### SOURCE DATA

□ □ □ □ □ □ □

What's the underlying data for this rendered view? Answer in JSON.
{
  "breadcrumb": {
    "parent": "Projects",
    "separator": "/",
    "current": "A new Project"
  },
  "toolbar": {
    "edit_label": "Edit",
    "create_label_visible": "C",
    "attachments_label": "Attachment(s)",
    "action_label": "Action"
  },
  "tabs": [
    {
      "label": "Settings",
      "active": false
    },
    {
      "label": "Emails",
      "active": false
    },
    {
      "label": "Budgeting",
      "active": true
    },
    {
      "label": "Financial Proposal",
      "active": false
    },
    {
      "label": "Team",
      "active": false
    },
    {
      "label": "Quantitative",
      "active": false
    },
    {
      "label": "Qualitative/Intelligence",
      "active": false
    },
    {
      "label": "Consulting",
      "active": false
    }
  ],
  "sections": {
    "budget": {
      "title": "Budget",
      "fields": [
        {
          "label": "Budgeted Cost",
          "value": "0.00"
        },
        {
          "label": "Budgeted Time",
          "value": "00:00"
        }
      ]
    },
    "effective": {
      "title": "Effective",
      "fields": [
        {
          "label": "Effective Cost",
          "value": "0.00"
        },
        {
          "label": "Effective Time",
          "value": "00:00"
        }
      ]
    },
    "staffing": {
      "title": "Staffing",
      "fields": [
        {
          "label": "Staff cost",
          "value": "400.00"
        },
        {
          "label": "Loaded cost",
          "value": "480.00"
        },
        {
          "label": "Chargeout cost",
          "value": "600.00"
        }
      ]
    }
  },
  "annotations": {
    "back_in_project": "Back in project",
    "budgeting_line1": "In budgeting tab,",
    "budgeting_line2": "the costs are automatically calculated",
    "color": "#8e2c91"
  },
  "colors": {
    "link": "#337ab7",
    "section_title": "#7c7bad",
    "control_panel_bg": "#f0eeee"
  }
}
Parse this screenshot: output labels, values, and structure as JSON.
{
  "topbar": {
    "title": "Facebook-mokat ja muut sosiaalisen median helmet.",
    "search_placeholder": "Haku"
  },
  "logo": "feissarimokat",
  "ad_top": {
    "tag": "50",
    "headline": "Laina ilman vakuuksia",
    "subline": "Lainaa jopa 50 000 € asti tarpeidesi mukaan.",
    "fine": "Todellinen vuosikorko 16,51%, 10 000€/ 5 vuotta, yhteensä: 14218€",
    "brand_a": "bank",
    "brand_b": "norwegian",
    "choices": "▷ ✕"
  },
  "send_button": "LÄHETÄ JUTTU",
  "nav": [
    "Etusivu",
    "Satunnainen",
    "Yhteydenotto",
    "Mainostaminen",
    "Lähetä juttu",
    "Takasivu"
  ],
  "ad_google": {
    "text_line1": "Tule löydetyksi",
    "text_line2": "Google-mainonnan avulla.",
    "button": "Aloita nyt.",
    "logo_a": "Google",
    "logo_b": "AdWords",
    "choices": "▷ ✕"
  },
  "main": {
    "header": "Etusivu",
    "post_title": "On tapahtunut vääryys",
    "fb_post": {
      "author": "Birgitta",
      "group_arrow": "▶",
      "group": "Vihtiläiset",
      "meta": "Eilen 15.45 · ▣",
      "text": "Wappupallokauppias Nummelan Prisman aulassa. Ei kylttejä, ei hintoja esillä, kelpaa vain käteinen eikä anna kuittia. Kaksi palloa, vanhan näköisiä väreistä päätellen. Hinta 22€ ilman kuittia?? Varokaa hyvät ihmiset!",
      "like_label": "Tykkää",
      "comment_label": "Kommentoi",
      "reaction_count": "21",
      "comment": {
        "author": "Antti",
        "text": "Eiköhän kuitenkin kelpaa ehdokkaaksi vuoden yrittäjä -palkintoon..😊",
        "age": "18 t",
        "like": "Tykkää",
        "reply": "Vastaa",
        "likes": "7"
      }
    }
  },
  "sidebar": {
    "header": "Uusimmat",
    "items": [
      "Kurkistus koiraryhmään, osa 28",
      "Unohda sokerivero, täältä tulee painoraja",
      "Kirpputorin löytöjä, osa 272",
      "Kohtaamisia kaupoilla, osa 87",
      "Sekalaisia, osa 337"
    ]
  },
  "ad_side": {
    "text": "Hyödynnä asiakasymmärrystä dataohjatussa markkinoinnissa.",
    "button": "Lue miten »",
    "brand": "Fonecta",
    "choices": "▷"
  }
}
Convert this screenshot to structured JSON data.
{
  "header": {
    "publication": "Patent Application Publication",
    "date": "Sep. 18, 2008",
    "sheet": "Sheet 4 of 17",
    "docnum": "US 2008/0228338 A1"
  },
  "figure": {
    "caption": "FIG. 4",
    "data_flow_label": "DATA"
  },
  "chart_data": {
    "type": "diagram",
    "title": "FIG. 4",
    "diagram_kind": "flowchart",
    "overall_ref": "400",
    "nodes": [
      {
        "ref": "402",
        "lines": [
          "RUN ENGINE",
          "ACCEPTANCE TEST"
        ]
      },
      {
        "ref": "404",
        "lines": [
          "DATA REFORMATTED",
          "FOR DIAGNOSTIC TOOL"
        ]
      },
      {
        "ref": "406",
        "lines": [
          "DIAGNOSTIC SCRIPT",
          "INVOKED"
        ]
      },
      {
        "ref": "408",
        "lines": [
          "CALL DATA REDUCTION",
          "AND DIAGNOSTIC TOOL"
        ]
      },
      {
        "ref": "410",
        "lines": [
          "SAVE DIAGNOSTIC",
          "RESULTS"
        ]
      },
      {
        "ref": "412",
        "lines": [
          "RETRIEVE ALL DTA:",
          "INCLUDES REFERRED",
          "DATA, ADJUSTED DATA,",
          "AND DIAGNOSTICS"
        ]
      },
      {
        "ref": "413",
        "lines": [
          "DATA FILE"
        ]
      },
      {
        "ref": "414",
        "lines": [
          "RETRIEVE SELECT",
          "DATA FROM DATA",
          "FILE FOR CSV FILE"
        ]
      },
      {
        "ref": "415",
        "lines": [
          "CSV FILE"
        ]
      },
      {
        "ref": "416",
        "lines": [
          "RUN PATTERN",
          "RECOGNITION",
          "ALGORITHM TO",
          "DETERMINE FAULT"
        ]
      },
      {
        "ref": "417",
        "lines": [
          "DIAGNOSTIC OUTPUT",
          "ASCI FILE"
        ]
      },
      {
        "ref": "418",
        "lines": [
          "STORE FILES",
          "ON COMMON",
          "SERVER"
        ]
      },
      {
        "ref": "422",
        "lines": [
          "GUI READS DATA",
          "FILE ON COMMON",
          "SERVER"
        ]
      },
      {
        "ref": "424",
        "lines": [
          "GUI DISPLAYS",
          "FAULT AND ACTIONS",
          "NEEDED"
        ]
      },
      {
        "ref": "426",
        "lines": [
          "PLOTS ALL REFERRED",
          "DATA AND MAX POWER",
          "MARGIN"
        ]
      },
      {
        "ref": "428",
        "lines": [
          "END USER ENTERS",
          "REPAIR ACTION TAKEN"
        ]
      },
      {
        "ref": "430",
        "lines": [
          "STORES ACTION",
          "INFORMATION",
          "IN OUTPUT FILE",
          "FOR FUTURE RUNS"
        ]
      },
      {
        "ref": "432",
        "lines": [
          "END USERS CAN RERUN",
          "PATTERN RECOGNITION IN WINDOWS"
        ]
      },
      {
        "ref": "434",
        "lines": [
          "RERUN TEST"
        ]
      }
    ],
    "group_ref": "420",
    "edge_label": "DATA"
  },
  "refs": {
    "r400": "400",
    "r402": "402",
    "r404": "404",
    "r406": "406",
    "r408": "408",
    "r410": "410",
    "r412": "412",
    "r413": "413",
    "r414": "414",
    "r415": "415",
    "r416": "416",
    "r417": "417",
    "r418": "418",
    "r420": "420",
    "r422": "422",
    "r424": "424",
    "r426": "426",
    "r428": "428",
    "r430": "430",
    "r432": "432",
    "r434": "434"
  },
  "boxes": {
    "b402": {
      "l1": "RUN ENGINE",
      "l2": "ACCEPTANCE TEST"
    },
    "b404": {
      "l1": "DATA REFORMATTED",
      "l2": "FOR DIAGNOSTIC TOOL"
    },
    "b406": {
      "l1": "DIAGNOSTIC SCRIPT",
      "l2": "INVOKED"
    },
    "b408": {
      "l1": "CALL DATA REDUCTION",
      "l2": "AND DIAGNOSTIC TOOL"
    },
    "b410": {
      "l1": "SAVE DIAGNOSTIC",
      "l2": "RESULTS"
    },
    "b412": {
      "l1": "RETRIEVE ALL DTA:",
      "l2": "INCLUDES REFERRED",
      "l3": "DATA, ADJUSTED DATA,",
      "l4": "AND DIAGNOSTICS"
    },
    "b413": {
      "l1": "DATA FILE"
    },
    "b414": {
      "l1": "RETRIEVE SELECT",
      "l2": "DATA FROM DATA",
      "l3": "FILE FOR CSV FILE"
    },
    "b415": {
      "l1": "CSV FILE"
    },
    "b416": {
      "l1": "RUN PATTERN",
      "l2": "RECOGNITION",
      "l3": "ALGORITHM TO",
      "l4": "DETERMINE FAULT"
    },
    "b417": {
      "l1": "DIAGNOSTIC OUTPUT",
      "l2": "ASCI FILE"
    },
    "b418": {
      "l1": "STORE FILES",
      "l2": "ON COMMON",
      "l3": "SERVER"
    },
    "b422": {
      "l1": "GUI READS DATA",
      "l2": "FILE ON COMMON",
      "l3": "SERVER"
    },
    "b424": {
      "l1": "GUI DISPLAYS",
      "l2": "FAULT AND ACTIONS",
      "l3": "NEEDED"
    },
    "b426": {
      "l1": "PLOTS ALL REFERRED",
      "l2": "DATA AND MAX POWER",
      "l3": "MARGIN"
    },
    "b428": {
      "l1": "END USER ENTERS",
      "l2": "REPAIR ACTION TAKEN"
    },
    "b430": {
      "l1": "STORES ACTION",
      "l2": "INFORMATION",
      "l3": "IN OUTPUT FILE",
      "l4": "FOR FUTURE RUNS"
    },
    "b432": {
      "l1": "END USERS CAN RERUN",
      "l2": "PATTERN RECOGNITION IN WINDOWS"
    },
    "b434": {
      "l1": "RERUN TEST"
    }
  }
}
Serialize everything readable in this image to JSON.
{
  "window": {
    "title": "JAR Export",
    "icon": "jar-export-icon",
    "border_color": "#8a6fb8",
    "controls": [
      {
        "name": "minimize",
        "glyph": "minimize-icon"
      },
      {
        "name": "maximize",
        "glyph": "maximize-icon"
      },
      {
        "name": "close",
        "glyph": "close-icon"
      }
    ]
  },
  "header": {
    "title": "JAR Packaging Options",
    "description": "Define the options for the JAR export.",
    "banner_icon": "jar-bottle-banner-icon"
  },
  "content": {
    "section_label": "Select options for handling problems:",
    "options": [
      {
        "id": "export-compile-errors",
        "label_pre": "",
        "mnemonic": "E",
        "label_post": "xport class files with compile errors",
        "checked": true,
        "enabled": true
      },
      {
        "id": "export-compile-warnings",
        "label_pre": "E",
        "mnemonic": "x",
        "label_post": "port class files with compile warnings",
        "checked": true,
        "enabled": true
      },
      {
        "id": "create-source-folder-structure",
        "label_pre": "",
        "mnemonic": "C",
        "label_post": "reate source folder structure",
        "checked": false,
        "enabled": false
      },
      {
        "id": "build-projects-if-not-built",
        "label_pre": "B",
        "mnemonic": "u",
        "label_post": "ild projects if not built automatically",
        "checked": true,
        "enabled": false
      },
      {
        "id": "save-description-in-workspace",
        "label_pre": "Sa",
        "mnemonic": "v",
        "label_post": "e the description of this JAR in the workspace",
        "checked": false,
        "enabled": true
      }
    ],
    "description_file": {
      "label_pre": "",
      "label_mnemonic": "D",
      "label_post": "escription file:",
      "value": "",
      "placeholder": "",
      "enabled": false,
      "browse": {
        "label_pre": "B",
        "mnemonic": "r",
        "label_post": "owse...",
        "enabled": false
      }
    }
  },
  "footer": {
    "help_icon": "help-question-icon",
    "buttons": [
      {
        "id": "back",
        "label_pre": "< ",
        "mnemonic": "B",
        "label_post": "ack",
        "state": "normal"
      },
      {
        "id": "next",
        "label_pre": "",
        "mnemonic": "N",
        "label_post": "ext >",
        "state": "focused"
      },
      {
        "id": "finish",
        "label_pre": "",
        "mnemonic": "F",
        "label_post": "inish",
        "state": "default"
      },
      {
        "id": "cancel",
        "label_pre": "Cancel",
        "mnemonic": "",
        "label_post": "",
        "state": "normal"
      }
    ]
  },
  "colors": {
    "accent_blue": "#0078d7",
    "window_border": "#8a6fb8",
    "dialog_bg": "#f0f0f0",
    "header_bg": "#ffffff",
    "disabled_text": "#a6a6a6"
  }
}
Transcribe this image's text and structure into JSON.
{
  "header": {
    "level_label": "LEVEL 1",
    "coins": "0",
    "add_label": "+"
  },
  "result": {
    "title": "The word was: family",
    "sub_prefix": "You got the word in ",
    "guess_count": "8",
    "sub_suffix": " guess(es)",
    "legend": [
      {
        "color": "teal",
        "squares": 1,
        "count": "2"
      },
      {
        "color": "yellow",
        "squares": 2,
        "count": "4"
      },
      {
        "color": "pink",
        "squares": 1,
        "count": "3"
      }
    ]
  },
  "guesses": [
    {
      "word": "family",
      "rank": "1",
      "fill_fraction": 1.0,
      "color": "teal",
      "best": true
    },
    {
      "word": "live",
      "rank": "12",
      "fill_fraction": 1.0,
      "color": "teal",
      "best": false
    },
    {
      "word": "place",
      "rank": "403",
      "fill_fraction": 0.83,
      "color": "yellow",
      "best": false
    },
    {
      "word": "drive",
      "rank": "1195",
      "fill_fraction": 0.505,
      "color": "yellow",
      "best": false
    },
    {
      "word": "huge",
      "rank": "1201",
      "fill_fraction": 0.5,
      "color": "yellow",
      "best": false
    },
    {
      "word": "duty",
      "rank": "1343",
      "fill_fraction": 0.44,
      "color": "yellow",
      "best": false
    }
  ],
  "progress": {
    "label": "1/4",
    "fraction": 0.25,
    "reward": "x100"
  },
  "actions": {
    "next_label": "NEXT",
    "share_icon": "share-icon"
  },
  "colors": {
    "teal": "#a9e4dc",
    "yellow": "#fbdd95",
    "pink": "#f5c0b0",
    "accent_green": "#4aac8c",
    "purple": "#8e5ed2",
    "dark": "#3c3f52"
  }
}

□ □ □ □ □ □ □

### GIVEN TASK
Go through the listing above and list every line that has the word "Time".

### WORKED SOLUTION
          "label": "Budgeted Time",
          "label": "Effective Time",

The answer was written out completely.